A faithful copy of the data is the goal; set it down exactly, without the images.

++++ Provided records ++++

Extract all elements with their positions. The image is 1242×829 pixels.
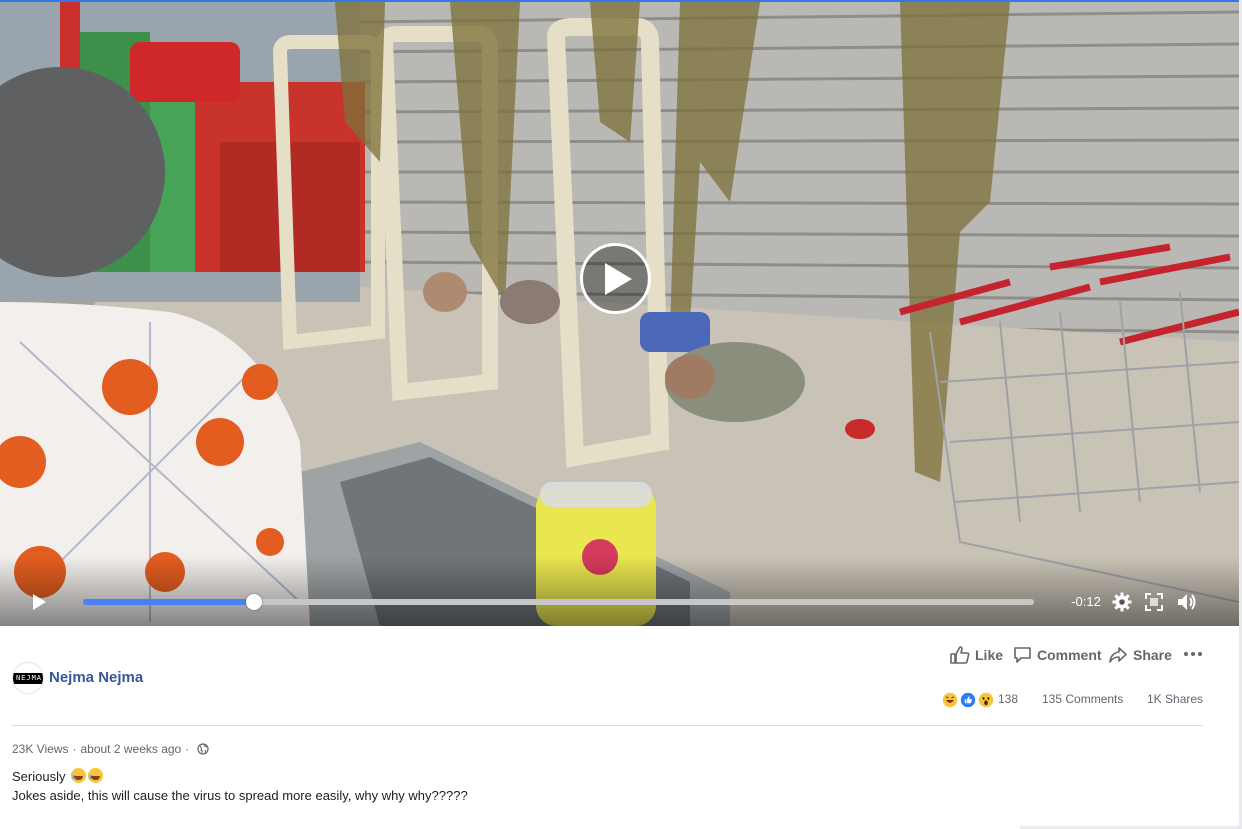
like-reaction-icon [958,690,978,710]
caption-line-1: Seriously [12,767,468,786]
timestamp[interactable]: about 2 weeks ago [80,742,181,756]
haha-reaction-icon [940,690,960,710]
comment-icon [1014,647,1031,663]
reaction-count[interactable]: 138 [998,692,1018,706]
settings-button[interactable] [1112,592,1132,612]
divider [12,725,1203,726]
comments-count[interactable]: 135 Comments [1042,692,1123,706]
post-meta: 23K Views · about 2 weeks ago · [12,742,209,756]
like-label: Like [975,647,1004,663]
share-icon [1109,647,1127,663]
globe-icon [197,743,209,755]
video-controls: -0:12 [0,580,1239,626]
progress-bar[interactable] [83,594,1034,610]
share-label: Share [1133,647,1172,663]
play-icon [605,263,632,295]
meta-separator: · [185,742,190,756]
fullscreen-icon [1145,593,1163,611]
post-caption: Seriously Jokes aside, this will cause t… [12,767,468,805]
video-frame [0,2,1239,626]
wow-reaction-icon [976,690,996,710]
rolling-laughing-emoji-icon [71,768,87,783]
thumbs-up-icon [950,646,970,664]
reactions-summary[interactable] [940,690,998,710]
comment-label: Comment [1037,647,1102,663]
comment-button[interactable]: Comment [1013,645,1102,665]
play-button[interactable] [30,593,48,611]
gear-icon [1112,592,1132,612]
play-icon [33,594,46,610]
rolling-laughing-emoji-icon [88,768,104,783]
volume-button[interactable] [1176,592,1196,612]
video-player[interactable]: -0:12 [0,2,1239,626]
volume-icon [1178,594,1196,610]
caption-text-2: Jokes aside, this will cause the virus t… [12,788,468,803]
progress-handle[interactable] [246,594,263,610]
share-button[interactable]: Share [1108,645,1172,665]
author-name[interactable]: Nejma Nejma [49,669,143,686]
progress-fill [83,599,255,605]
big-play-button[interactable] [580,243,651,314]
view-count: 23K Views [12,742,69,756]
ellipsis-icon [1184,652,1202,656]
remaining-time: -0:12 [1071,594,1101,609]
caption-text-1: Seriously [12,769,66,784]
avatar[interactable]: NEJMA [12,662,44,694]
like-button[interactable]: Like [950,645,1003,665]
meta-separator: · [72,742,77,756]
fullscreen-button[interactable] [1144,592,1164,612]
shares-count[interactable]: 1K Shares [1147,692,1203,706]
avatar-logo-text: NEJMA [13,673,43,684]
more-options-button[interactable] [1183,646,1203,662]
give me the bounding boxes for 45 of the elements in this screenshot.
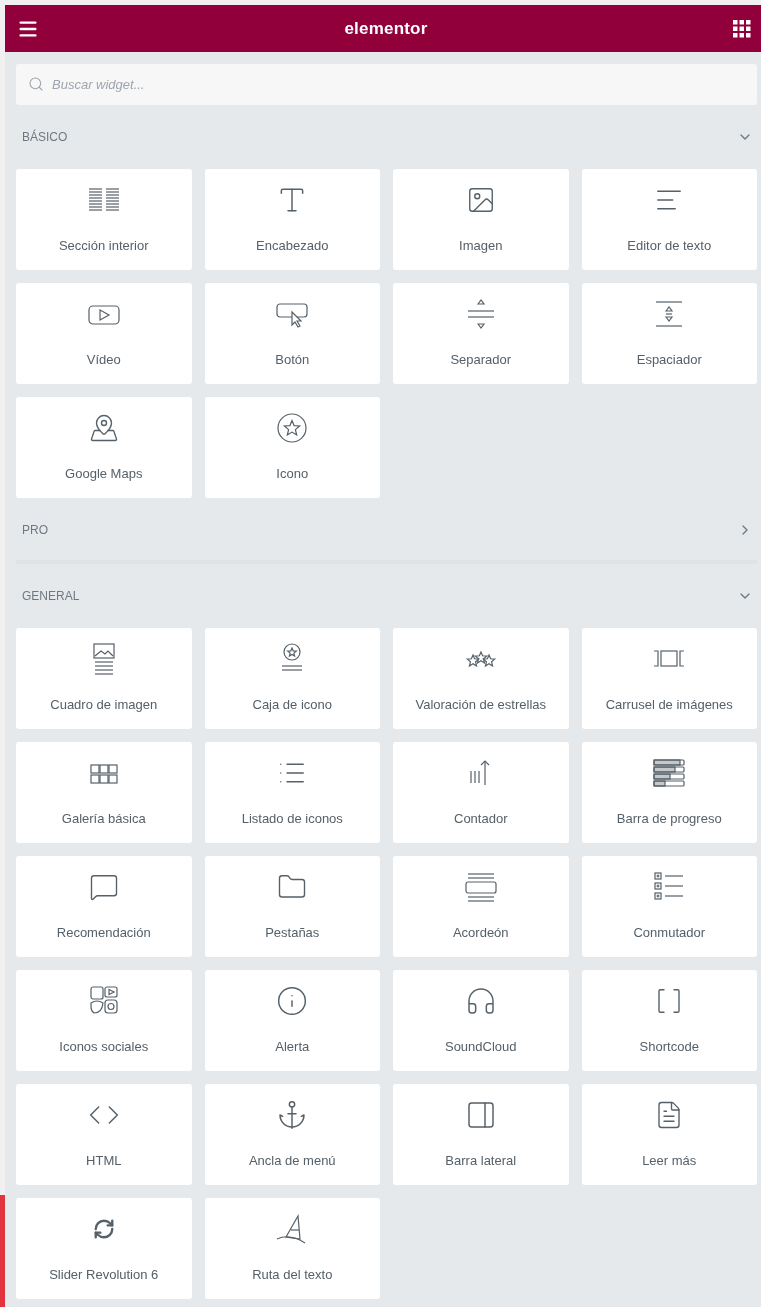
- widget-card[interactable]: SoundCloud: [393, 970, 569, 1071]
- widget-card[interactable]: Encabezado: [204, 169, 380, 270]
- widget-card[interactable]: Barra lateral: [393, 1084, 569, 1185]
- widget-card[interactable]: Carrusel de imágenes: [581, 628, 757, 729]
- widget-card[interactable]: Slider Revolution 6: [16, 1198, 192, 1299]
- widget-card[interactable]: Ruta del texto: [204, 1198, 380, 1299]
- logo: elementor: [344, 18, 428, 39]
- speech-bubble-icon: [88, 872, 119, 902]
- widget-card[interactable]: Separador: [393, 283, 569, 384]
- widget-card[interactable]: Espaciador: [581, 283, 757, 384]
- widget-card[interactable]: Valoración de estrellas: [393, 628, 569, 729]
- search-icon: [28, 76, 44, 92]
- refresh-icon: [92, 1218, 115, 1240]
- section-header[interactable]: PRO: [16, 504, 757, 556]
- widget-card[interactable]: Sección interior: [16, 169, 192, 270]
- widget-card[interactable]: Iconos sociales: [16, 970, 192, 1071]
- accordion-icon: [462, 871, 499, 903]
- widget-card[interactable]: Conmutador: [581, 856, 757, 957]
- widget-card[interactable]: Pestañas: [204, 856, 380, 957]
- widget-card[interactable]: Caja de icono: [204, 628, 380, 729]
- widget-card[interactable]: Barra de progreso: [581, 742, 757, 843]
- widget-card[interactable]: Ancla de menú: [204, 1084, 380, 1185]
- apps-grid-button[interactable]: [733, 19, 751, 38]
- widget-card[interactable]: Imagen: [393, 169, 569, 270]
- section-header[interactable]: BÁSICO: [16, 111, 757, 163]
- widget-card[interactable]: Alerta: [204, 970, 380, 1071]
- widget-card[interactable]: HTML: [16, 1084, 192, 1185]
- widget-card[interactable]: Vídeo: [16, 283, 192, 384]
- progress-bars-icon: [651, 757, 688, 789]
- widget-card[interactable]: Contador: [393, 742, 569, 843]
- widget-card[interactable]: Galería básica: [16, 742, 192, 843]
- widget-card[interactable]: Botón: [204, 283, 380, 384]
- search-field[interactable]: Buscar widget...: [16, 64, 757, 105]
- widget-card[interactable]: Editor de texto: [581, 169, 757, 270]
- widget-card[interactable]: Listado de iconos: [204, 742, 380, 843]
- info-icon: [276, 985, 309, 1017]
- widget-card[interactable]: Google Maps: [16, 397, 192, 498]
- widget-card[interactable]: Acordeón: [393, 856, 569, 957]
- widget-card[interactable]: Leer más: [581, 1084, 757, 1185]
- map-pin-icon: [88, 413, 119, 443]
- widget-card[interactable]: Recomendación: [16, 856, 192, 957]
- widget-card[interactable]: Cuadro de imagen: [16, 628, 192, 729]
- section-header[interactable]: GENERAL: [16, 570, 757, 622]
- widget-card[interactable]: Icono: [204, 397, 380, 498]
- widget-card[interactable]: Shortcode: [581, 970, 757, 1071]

++++

Output below =
Extract all elements with their positions. The image is 1242×829 pixels.
like-reaction-icon [958,690,978,710]
caption-line-1: Seriously [12,767,468,786]
timestamp[interactable]: about 2 weeks ago [80,742,181,756]
haha-reaction-icon [940,690,960,710]
comment-icon [1014,647,1031,663]
reaction-count[interactable]: 138 [998,692,1018,706]
settings-button[interactable] [1112,592,1132,612]
divider [12,725,1203,726]
comments-count[interactable]: 135 Comments [1042,692,1123,706]
post-meta: 23K Views · about 2 weeks ago · [12,742,209,756]
like-label: Like [975,647,1004,663]
share-icon [1109,647,1127,663]
globe-icon [197,743,209,755]
video-controls: -0:12 [0,580,1239,626]
progress-bar[interactable] [83,594,1034,610]
share-label: Share [1133,647,1172,663]
play-icon [605,263,632,295]
meta-separator: · [185,742,190,756]
fullscreen-icon [1145,593,1163,611]
post-caption: Seriously Jokes aside, this will cause t… [12,767,468,805]
video-frame [0,2,1239,626]
wow-reaction-icon [976,690,996,710]
rolling-laughing-emoji-icon [71,768,87,783]
thumbs-up-icon [950,646,970,664]
reactions-summary[interactable] [940,690,998,710]
comment-label: Comment [1037,647,1102,663]
comment-button[interactable]: Comment [1013,645,1102,665]
play-button[interactable] [30,593,48,611]
gear-icon [1112,592,1132,612]
play-icon [33,594,46,610]
rolling-laughing-emoji-icon [88,768,104,783]
volume-button[interactable] [1176,592,1196,612]
video-player[interactable]: -0:12 [0,2,1239,626]
volume-icon [1178,594,1196,610]
caption-text-2: Jokes aside, this will cause the virus t… [12,788,468,803]
progress-handle[interactable] [246,594,263,610]
share-button[interactable]: Share [1108,645,1172,665]
author-name[interactable]: Nejma Nejma [49,669,143,686]
progress-fill [83,599,255,605]
big-play-button[interactable] [580,243,651,314]
view-count: 23K Views [12,742,69,756]
ellipsis-icon [1184,652,1202,656]
remaining-time: -0:12 [1071,594,1101,609]
caption-text-1: Seriously [12,769,66,784]
avatar[interactable]: NEJMA [12,662,44,694]
like-button[interactable]: Like [950,645,1003,665]
meta-separator: · [72,742,77,756]
fullscreen-button[interactable] [1144,592,1164,612]
shares-count[interactable]: 1K Shares [1147,692,1203,706]
avatar-logo-text: NEJMA [13,673,43,684]
more-options-button[interactable] [1183,646,1203,662]
give me the bounding boxes for 45 of the elements in this screenshot.
- widget-card[interactable]: SoundCloud: [393, 970, 569, 1071]
- widget-card[interactable]: Encabezado: [204, 169, 380, 270]
- widget-card[interactable]: Barra lateral: [393, 1084, 569, 1185]
- widget-card[interactable]: Carrusel de imágenes: [581, 628, 757, 729]
- widget-card[interactable]: Slider Revolution 6: [16, 1198, 192, 1299]
- widget-card[interactable]: Ruta del texto: [204, 1198, 380, 1299]
- logo: elementor: [344, 18, 428, 39]
- speech-bubble-icon: [88, 872, 119, 902]
- widget-card[interactable]: Separador: [393, 283, 569, 384]
- widget-card[interactable]: Espaciador: [581, 283, 757, 384]
- widget-card[interactable]: Valoración de estrellas: [393, 628, 569, 729]
- search-icon: [28, 76, 44, 92]
- refresh-icon: [92, 1218, 115, 1240]
- section-header[interactable]: PRO: [16, 504, 757, 556]
- widget-card[interactable]: Sección interior: [16, 169, 192, 270]
- widget-card[interactable]: Iconos sociales: [16, 970, 192, 1071]
- accordion-icon: [462, 871, 499, 903]
- widget-card[interactable]: Conmutador: [581, 856, 757, 957]
- widget-card[interactable]: Pestañas: [204, 856, 380, 957]
- widget-card[interactable]: Caja de icono: [204, 628, 380, 729]
- widget-card[interactable]: Barra de progreso: [581, 742, 757, 843]
- widget-card[interactable]: Ancla de menú: [204, 1084, 380, 1185]
- apps-grid-button[interactable]: [733, 19, 751, 38]
- widget-card[interactable]: Imagen: [393, 169, 569, 270]
- section-header[interactable]: BÁSICO: [16, 111, 757, 163]
- widget-card[interactable]: Alerta: [204, 970, 380, 1071]
- widget-card[interactable]: HTML: [16, 1084, 192, 1185]
- widget-card[interactable]: Vídeo: [16, 283, 192, 384]
- progress-bars-icon: [651, 757, 688, 789]
- widget-card[interactable]: Contador: [393, 742, 569, 843]
- widget-card[interactable]: Galería básica: [16, 742, 192, 843]
- widget-card[interactable]: Botón: [204, 283, 380, 384]
- search-field[interactable]: Buscar widget...: [16, 64, 757, 105]
- widget-card[interactable]: Editor de texto: [581, 169, 757, 270]
- widget-card[interactable]: Listado de iconos: [204, 742, 380, 843]
- info-icon: [276, 985, 309, 1017]
- widget-card[interactable]: Google Maps: [16, 397, 192, 498]
- widget-card[interactable]: Acordeón: [393, 856, 569, 957]
- widget-card[interactable]: Leer más: [581, 1084, 757, 1185]
- map-pin-icon: [88, 413, 119, 443]
- widget-card[interactable]: Recomendación: [16, 856, 192, 957]
- widget-card[interactable]: Cuadro de imagen: [16, 628, 192, 729]
- section-header[interactable]: GENERAL: [16, 570, 757, 622]
- widget-card[interactable]: Icono: [204, 397, 380, 498]
- widget-card[interactable]: Shortcode: [581, 970, 757, 1071]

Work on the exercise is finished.